Yapılacak iş >>
Karnenin aile içinde anne-baba-çocuk ilişkilerine etkisini ele alan aşağıdaki metni, son cümlesinden sonra sürdürün.

Verilen metin >>
- - - - -

KARNEDEKİ
BAŞARI ÖĞRENCİ KADAR,
ÖĞRETMEN
ve ANA BABALARIN DA BAŞARISIDIR!*
Dr.
İlhami FINDIKÇI (Davranış
Bilimleri Uzmanı)
Okuldan
karne alacak milyonlarca öğrenci kadar onların
anne-babaları hatta yakın çevrelerinde bulunan diğer
insanlarda karne heyecanı yaşıyor.
Karne,
eğit-bilim açısından kabaca belirli bir eğitim-öğretim
süreci sonunda öğrencinin çalışmalarını herkesin
anlayabileceği şekilde belirleyen bir değerlendirmedir.
Ölçme ve değerlendirme, eğit-bilimin son derece önemli
ve temel konuları arasında yer almaktadır. Ancak bu yazıda
karnenin aile ortamında anne-baba-çocuk ilişkilerine
etkisi üzerinde durmak ve bazı önerilerde bulunmak
istiyoruz.

- - - - -

Sunulan kayıtlar >>

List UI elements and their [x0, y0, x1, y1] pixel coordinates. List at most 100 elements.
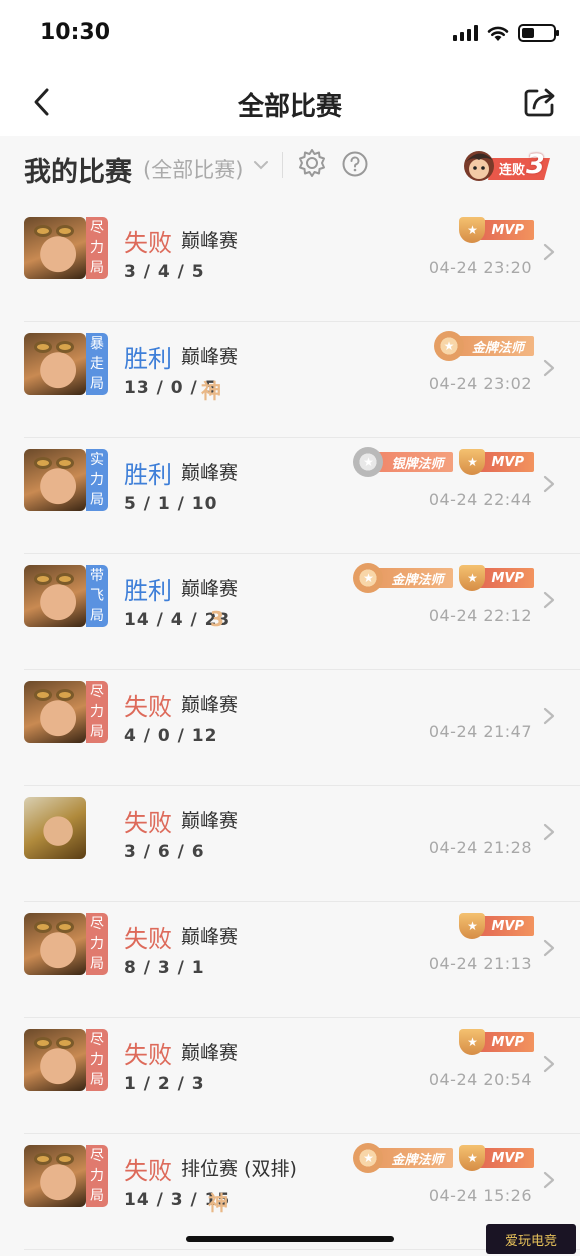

- - - - -

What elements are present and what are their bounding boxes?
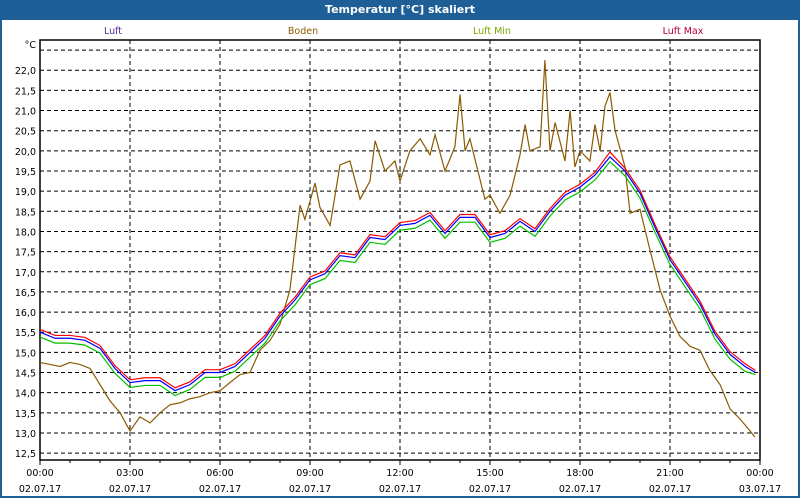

- - - - -

Yazılı yanıt >>
-
Karne,
öğretmenlerin bir öğretim yılı boyunca verdikleri eğitim-öğretimin
ve yaptıkları ölçme-değerlendirme çalışmalarının
en genel sonuçlarını içermektedir. Performansının değerlendiriliyor
olması doğal olarak öğrenciyi heyecanlandırır. Bu dönemde
çocuk sıkılabilir, günlük alışkanlıklarında davranışlarında
küçük değişiklikler, hırçınlıklar, aşırılıklar
görülebilir.
-
Karne
yoluyla değerlendirmenin çocukta oluşturacağı kaygı,
onun pasifize olmasına çevresiyle kurduğu ilişkilerin
bozulmasına hatta beslenme düzeninin bozulmasına bile yol
açabilir.
-
Değerlendirmenin
temel amacı, eğitim-öğretim uygulamaları yoluyla öğrenciye
kazandırılan bilgi ve becerilerin düzeyini belirlemektir.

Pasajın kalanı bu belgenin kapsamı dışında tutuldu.